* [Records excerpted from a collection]
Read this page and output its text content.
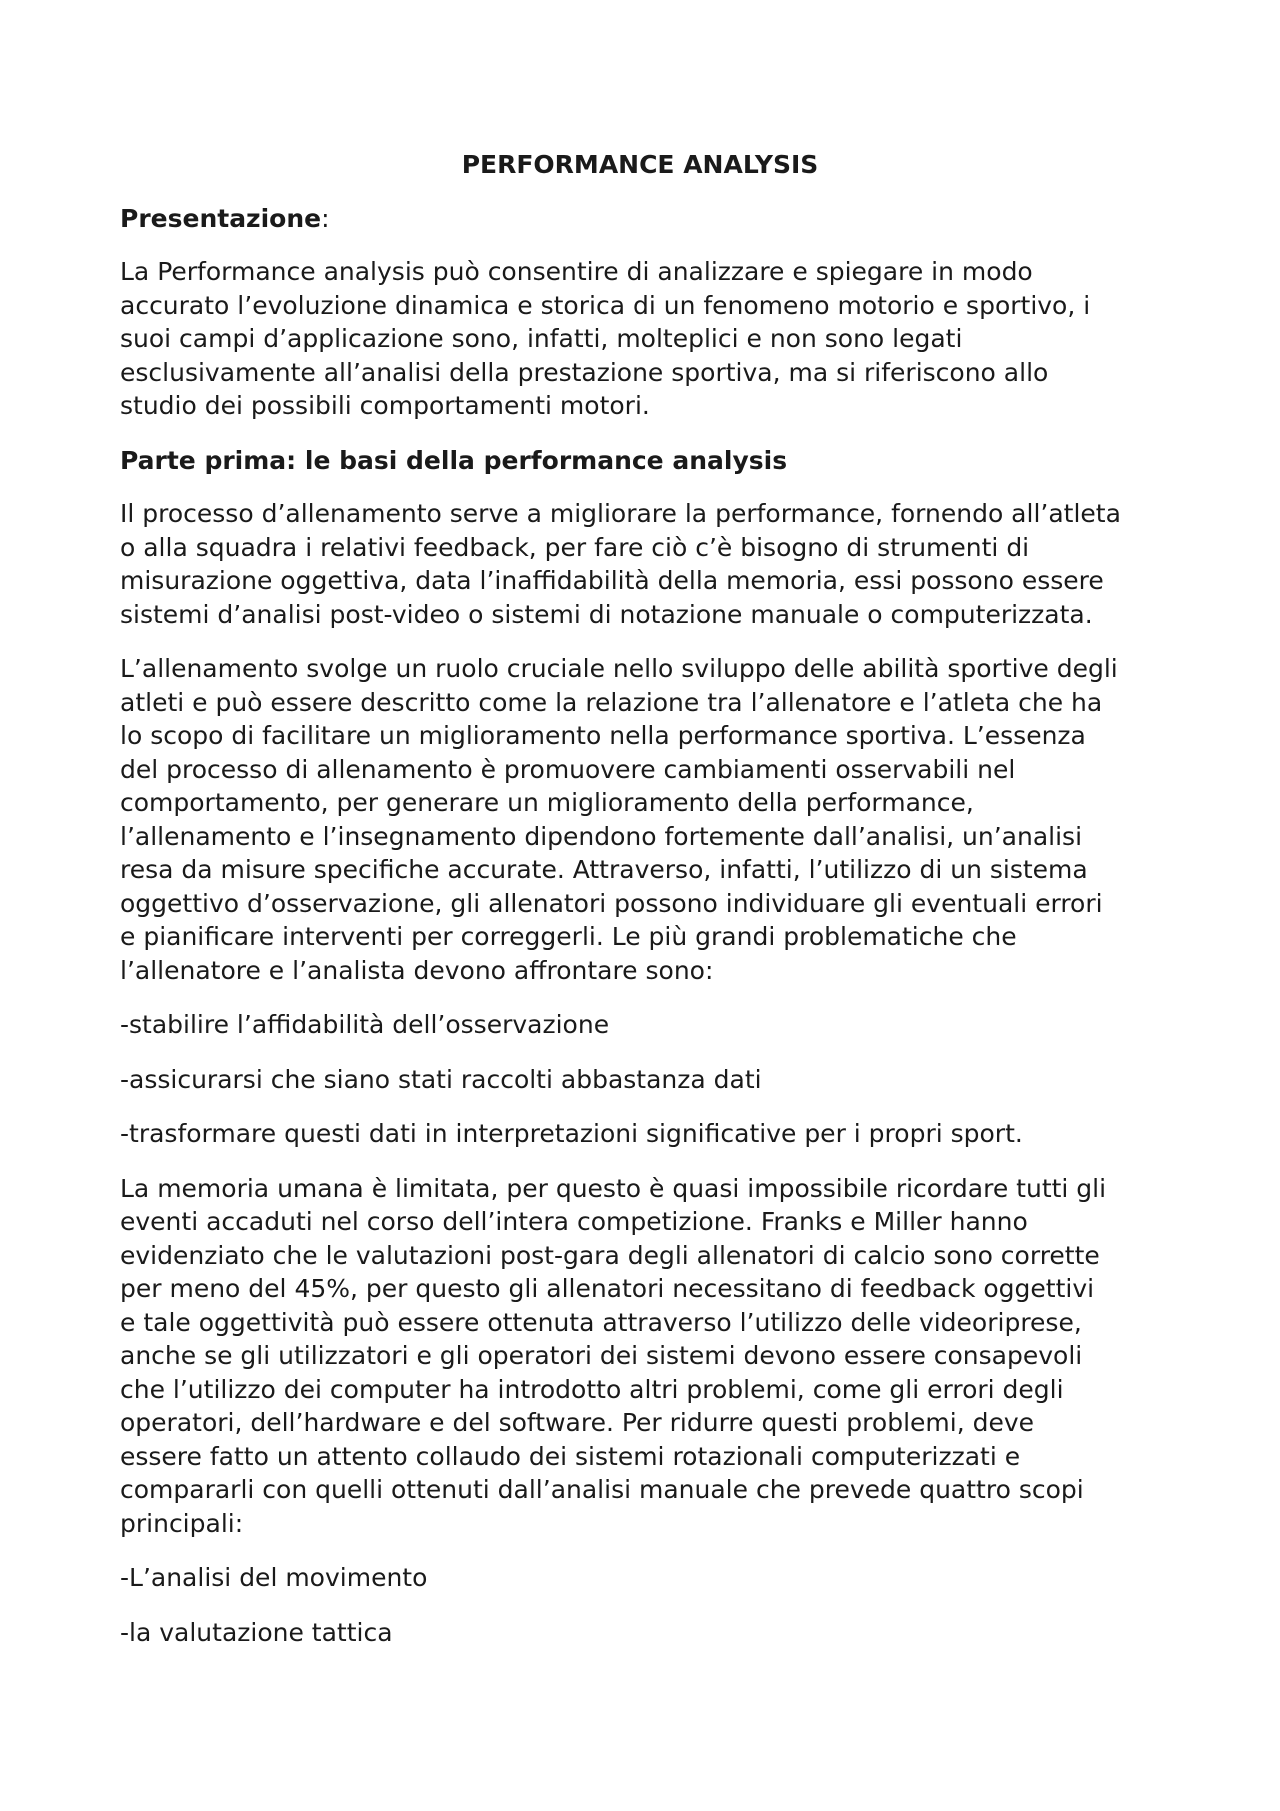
PERFORMANCE ANALYSIS
Presentazione:
La Performance analysis può consentire di analizzare e spiegare in modo
accurato l’evoluzione dinamica e storica di un fenomeno motorio e sportivo, i
suoi campi d’applicazione sono, infatti, molteplici e non sono legati
esclusivamente all’analisi della prestazione sportiva, ma si riferiscono allo
studio dei possibili comportamenti motori.
Parte prima: le basi della performance analysis
Il processo d’allenamento serve a migliorare la performance, fornendo all’atleta
o alla squadra i relativi feedback, per fare ciò c’è bisogno di strumenti di
misurazione oggettiva, data l’inaffidabilità della memoria, essi possono essere
sistemi d’analisi post-video o sistemi di notazione manuale o computerizzata.
L’allenamento svolge un ruolo cruciale nello sviluppo delle abilità sportive degli
atleti e può essere descritto come la relazione tra l’allenatore e l’atleta che ha
lo scopo di facilitare un miglioramento nella performance sportiva. L’essenza
del processo di allenamento è promuovere cambiamenti osservabili nel
comportamento, per generare un miglioramento della performance,
l’allenamento e l’insegnamento dipendono fortemente dall’analisi, un’analisi
resa da misure specifiche accurate. Attraverso, infatti, l’utilizzo di un sistema
oggettivo d’osservazione, gli allenatori possono individuare gli eventuali errori
e pianificare interventi per correggerli. Le più grandi problematiche che
l’allenatore e l’analista devono affrontare sono:
-stabilire l’affidabilità dell’osservazione
-assicurarsi che siano stati raccolti abbastanza dati
-trasformare questi dati in interpretazioni significative per i propri sport.
La memoria umana è limitata, per questo è quasi impossibile ricordare tutti gli
eventi accaduti nel corso dell’intera competizione. Franks e Miller hanno
evidenziato che le valutazioni post-gara degli allenatori di calcio sono corrette
per meno del 45%, per questo gli allenatori necessitano di feedback oggettivi
e tale oggettività può essere ottenuta attraverso l’utilizzo delle videoriprese,
anche se gli utilizzatori e gli operatori dei sistemi devono essere consapevoli
che l’utilizzo dei computer ha introdotto altri problemi, come gli errori degli
operatori, dell’hardware e del software. Per ridurre questi problemi, deve
essere fatto un attento collaudo dei sistemi rotazionali computerizzati e
compararli con quelli ottenuti dall’analisi manuale che prevede quattro scopi
principali:
-L’analisi del movimento
-la valutazione tattica
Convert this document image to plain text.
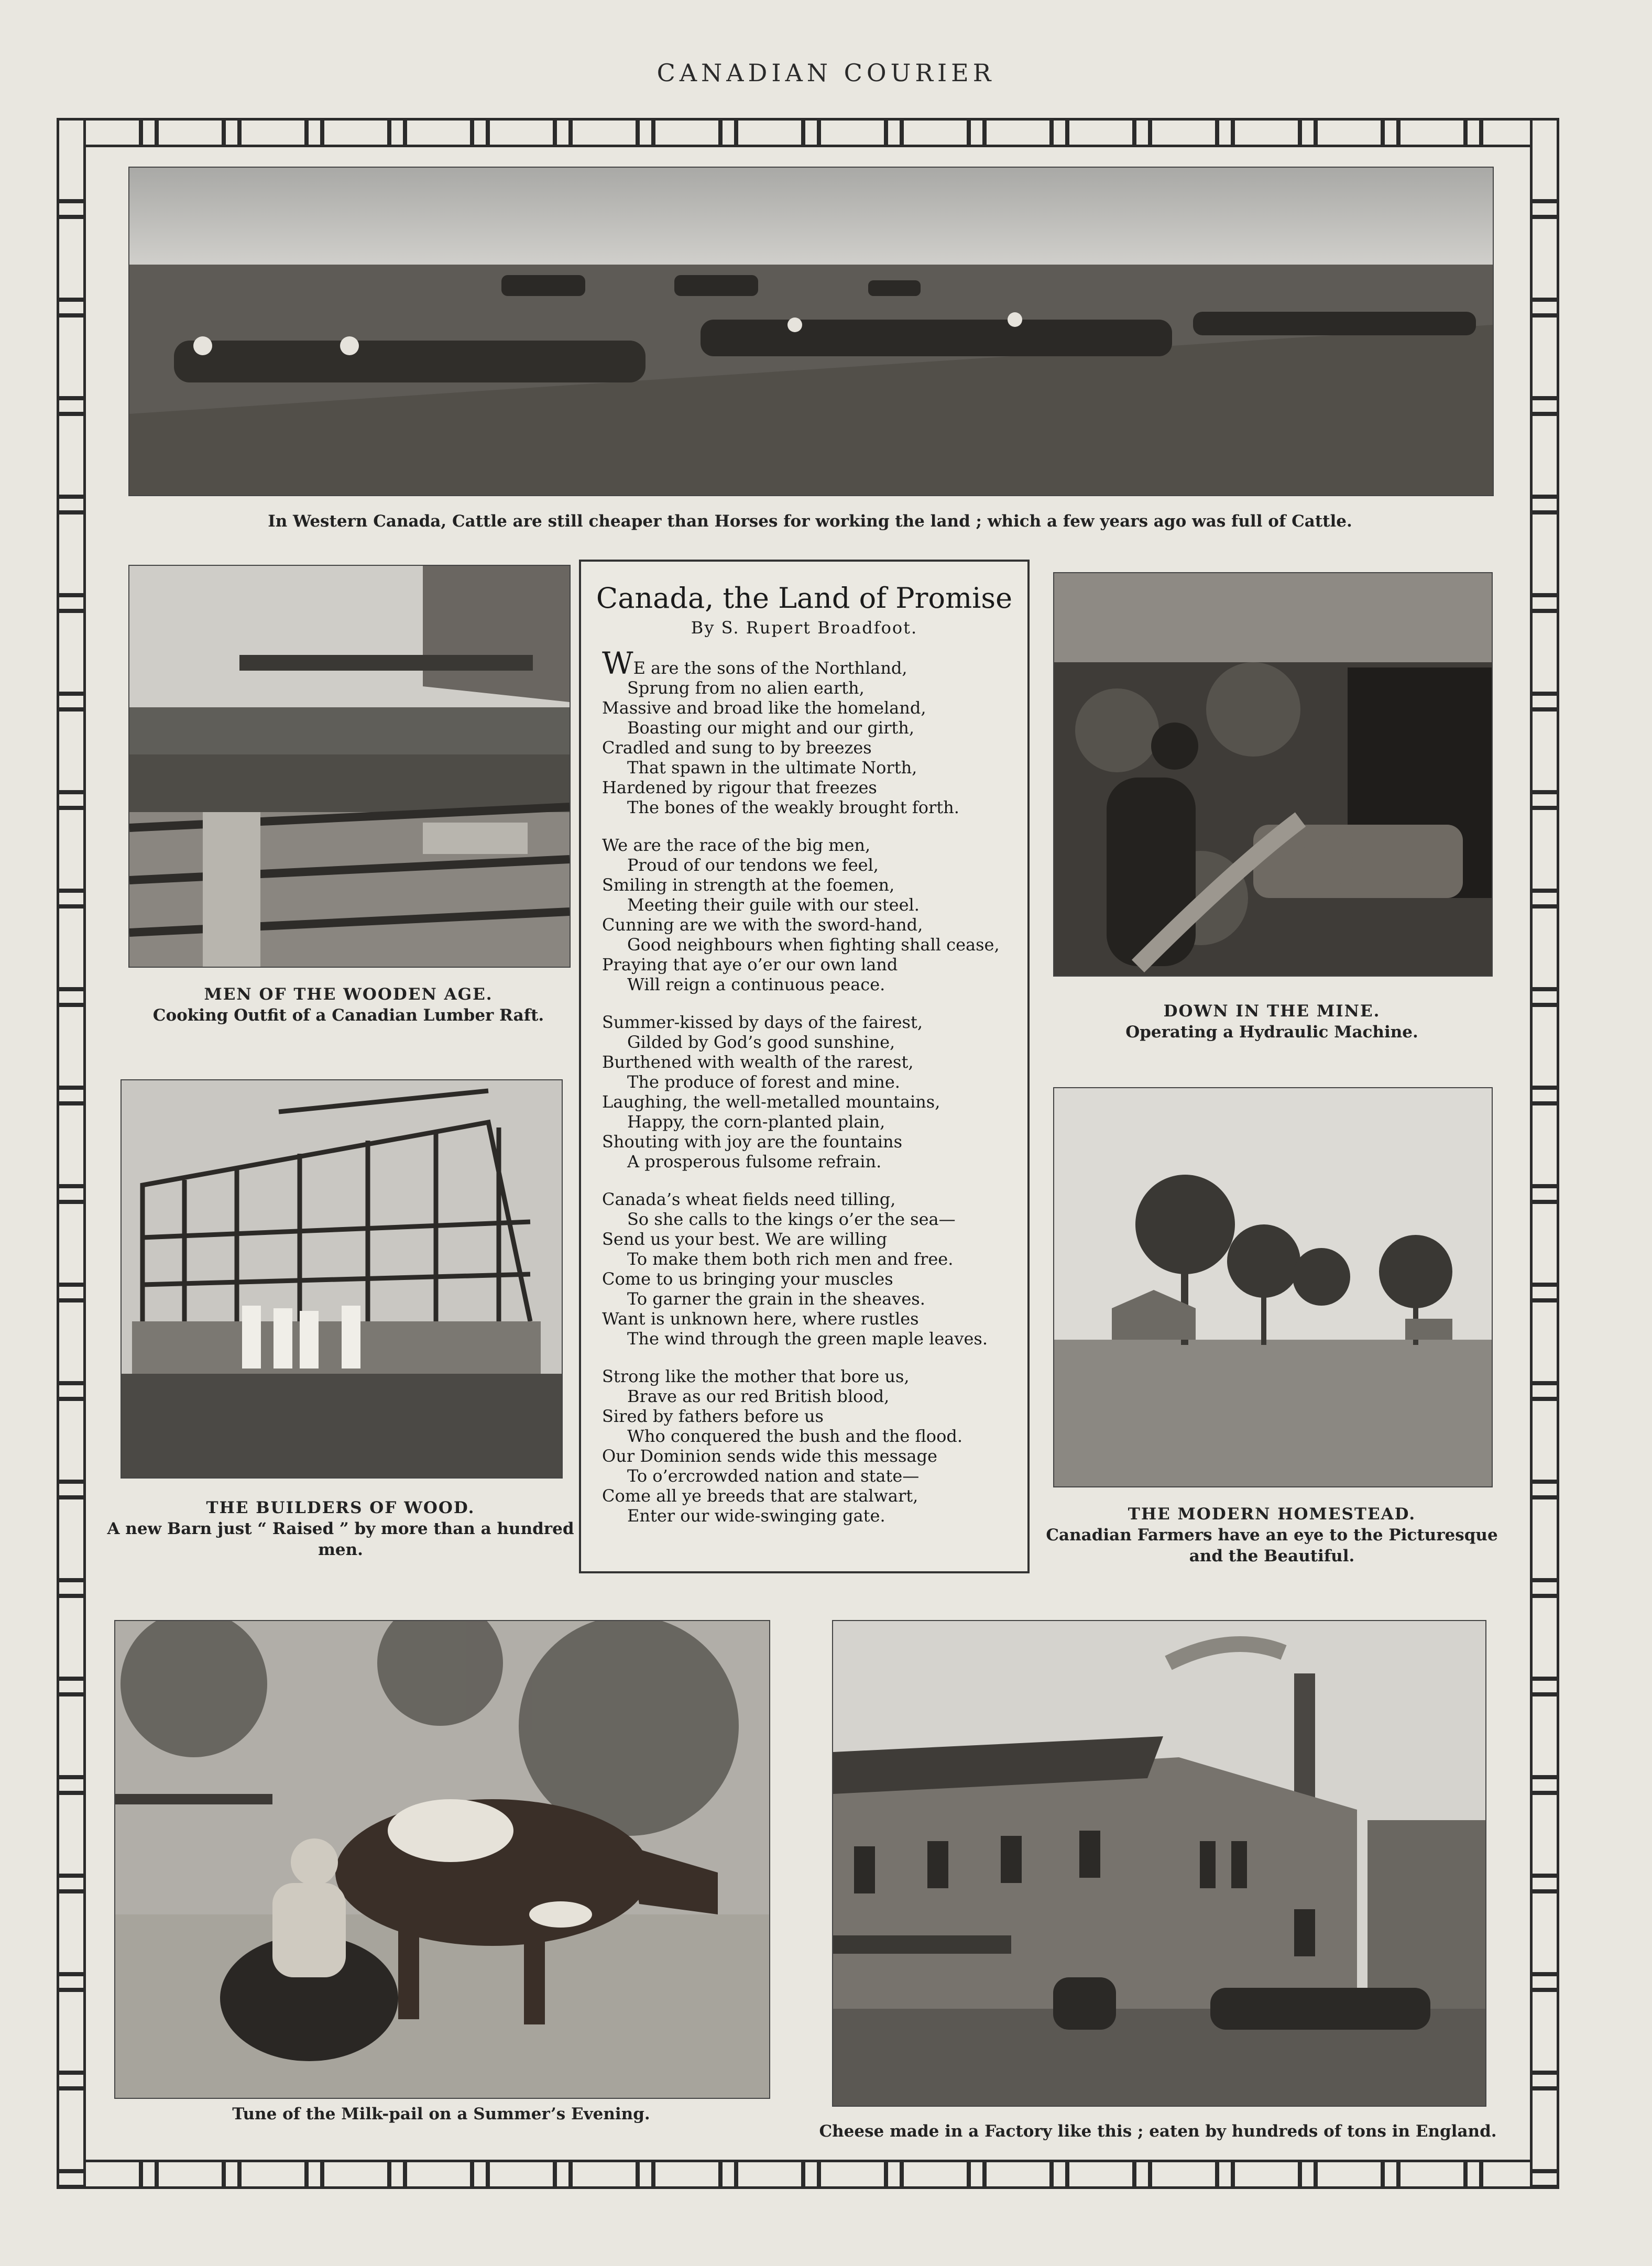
CANADIAN COURIER
In Western Canada, Cattle are still cheaper than Horses for working the land ; which a few years ago was full of Cattle.
MEN OF THE WOODEN AGE.
Cooking Outfit of a Canadian Lumber Raft.	DOWN IN THE MINE.
Operating a Hydraulic Machine.
THE BUILDERS OF WOOD.
A new Barn just “ Raised ” by more than a hundred men.
THE MODERN HOMESTEAD.
Canadian Farmers have an eye to the Picturesque and the Beautiful.
Canada, the Land of Promise
By S. Rupert Broadfoot.
WE are the sons of the Northland,
Sprung from no alien earth,
Massive and broad like the homeland,
Boasting our might and our girth,
Cradled and sung to by breezes
That spawn in the ultimate North,
Hardened by rigour that freezes
The bones of the weakly brought forth.
We are the race of the big men,
Proud of our tendons we feel,
Smiling in strength at the foemen,
Meeting their guile with our steel.
Cunning are we with the sword-hand,
Good neighbours when fighting shall cease,
Praying that aye o’er our own land
Will reign a continuous peace.
Summer-kissed by days of the fairest,
Gilded by God’s good sunshine,
Burthened with wealth of the rarest,
The produce of forest and mine.
Laughing, the well-metalled mountains,
Happy, the corn-planted plain,
Shouting with joy are the fountains
A prosperous fulsome refrain.
Canada’s wheat fields need tilling,
So she calls to the kings o’er the sea—
Send us your best. We are willing
To make them both rich men and free.
Come to us bringing your muscles
To garner the grain in the sheaves.
Want is unknown here, where rustles
The wind through the green maple leaves.
Strong like the mother that bore us,
Brave as our red British blood,
Sired by fathers before us
Who conquered the bush and the flood.
Our Dominion sends wide this message
To o’ercrowded nation and state—
Come all ye breeds that are stalwart,
Enter our wide-swinging gate.
Tune of the Milk-pail on a Summer’s Evening.
Cheese made in a Factory like this ; eaten by hundreds of tons in England.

* [Your instructions]
List all lines above in which the string "text" appears.

* [Solution for this problem]
Read this page and output its text content.
Convert this document image to plain text.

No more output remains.